- [Aim of the task] Can you pull out each line of the data below that includes the word "screenshot"?

[BEGIN]

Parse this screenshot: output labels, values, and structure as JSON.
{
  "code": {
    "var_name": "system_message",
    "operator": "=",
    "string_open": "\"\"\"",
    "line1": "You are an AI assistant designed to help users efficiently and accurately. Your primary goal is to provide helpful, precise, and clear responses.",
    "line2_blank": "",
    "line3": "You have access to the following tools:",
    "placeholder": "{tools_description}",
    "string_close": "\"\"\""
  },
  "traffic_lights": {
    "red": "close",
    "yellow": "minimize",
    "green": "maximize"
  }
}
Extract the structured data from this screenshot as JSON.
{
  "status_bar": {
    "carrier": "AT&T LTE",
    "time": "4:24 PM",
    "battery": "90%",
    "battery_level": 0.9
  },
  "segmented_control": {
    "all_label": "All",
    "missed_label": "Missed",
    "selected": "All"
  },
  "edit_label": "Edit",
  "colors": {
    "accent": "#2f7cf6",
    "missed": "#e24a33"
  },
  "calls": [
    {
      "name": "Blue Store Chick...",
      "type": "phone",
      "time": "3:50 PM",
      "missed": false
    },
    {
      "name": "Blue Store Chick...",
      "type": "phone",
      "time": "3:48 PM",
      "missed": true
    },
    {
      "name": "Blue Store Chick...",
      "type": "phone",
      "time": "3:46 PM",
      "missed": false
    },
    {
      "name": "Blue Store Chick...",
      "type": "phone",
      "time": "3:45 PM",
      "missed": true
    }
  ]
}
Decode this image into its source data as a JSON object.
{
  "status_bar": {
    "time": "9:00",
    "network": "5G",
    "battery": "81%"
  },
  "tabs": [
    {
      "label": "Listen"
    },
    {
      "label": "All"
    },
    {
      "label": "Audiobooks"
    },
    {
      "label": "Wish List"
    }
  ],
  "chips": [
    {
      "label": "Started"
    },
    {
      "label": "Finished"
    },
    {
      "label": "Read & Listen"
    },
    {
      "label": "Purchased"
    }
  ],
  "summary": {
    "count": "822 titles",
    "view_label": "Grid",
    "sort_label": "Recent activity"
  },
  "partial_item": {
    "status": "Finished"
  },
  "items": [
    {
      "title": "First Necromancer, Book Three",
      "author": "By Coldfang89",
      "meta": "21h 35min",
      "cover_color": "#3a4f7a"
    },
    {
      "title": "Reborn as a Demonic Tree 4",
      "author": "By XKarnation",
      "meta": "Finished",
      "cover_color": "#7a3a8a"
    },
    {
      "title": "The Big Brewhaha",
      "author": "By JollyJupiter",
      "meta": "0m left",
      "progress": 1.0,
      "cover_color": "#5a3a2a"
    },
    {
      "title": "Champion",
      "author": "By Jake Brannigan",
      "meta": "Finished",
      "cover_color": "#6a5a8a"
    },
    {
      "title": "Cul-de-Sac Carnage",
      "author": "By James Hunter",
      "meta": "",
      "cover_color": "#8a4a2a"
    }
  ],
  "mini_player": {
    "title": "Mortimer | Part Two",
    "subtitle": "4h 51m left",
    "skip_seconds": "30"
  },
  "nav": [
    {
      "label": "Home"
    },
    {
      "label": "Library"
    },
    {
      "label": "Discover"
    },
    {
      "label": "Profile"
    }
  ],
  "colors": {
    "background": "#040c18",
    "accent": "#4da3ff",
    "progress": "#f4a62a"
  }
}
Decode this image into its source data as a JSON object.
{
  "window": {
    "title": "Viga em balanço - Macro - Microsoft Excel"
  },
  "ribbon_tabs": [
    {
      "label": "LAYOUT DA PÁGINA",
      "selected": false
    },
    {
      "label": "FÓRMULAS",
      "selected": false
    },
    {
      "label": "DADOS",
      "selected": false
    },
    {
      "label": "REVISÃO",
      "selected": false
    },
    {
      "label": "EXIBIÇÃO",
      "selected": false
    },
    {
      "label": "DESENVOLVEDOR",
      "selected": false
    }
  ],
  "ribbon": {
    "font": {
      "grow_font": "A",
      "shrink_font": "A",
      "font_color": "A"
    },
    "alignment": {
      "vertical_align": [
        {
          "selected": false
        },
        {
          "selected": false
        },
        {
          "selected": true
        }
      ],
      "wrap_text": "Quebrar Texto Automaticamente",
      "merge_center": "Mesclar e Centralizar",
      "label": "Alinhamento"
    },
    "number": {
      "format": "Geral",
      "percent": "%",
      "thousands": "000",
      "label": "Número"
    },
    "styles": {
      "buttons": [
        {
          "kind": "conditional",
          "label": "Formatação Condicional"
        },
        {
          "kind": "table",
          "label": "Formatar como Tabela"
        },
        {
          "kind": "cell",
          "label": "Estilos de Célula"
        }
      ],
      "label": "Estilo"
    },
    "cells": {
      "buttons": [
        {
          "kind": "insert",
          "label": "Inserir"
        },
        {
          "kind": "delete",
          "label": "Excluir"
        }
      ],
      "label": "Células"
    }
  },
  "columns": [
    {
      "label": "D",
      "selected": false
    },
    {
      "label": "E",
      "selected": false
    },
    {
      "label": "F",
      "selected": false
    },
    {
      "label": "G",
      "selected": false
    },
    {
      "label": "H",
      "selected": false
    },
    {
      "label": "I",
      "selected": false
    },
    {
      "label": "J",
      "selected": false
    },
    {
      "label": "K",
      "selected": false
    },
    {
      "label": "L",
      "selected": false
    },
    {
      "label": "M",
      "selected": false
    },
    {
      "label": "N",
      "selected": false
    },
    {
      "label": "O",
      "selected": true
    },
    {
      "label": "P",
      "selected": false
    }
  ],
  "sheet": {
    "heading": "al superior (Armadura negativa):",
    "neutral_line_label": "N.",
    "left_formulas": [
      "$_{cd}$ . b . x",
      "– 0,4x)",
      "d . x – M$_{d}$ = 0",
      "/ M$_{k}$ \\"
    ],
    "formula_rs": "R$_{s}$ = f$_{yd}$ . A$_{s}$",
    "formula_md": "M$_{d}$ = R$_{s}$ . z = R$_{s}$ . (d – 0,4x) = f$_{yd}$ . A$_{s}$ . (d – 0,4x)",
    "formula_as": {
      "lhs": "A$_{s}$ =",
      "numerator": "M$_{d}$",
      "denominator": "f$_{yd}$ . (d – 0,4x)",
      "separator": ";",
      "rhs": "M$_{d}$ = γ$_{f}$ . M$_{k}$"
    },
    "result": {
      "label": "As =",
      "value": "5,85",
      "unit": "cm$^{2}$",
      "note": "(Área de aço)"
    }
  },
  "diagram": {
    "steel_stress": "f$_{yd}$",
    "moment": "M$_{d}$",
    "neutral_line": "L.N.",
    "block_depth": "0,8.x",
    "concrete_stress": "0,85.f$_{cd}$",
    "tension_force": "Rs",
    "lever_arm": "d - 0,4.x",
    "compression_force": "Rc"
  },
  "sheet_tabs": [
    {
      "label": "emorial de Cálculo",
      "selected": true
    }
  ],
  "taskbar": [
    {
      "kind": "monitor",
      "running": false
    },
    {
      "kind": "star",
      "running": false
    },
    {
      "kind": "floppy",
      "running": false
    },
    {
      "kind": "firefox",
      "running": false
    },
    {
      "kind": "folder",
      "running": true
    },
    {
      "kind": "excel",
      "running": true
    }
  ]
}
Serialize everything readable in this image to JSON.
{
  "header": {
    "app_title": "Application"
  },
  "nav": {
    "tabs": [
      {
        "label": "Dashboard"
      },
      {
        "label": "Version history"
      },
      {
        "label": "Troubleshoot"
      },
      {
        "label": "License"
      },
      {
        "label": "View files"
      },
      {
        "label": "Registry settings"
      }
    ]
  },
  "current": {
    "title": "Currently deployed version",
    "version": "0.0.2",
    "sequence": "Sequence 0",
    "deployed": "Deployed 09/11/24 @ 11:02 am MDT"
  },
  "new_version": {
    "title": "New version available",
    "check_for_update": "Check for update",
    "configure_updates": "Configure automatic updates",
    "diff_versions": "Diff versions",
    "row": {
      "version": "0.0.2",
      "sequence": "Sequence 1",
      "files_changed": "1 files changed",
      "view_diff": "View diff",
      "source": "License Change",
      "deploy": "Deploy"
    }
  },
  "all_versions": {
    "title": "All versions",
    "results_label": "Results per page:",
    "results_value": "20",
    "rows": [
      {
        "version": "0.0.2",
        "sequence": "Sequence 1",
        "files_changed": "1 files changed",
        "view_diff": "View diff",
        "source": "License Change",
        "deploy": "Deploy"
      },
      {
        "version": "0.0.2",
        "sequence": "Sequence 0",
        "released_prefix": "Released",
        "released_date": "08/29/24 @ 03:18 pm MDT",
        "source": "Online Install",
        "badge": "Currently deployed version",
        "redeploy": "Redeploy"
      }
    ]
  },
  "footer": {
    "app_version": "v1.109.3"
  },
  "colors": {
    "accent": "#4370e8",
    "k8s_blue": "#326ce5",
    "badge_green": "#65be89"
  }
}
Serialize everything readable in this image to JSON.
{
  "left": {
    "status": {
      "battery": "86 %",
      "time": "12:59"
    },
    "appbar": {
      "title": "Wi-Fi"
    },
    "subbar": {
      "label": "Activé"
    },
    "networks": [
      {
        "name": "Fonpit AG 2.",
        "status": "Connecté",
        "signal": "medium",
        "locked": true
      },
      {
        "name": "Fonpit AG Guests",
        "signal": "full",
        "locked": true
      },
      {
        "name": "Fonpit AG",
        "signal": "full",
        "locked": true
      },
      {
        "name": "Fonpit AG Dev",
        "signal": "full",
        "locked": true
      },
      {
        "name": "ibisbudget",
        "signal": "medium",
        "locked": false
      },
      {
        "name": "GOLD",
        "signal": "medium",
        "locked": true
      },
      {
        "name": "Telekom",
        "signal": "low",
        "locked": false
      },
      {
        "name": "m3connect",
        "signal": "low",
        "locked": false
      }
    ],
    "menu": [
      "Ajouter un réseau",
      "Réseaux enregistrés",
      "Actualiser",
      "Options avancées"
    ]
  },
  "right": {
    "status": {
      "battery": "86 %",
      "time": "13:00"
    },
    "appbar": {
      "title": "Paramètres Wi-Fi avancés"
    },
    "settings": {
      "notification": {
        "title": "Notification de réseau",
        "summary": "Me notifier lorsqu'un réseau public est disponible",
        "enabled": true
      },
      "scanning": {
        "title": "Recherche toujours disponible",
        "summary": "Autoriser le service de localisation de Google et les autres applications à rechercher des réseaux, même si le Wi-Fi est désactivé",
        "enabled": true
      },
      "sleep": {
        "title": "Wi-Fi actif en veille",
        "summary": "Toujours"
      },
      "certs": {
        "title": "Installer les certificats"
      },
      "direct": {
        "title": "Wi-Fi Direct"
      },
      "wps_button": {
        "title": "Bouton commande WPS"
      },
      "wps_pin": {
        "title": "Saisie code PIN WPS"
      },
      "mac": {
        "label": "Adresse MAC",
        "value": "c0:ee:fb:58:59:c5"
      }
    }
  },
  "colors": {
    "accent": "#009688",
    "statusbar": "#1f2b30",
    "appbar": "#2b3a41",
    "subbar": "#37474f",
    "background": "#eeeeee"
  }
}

[END]

- [Output of the exercise]
Parse this screenshot: output labels, values, and structure as JSON.
Extract the structured data from this screenshot as JSON.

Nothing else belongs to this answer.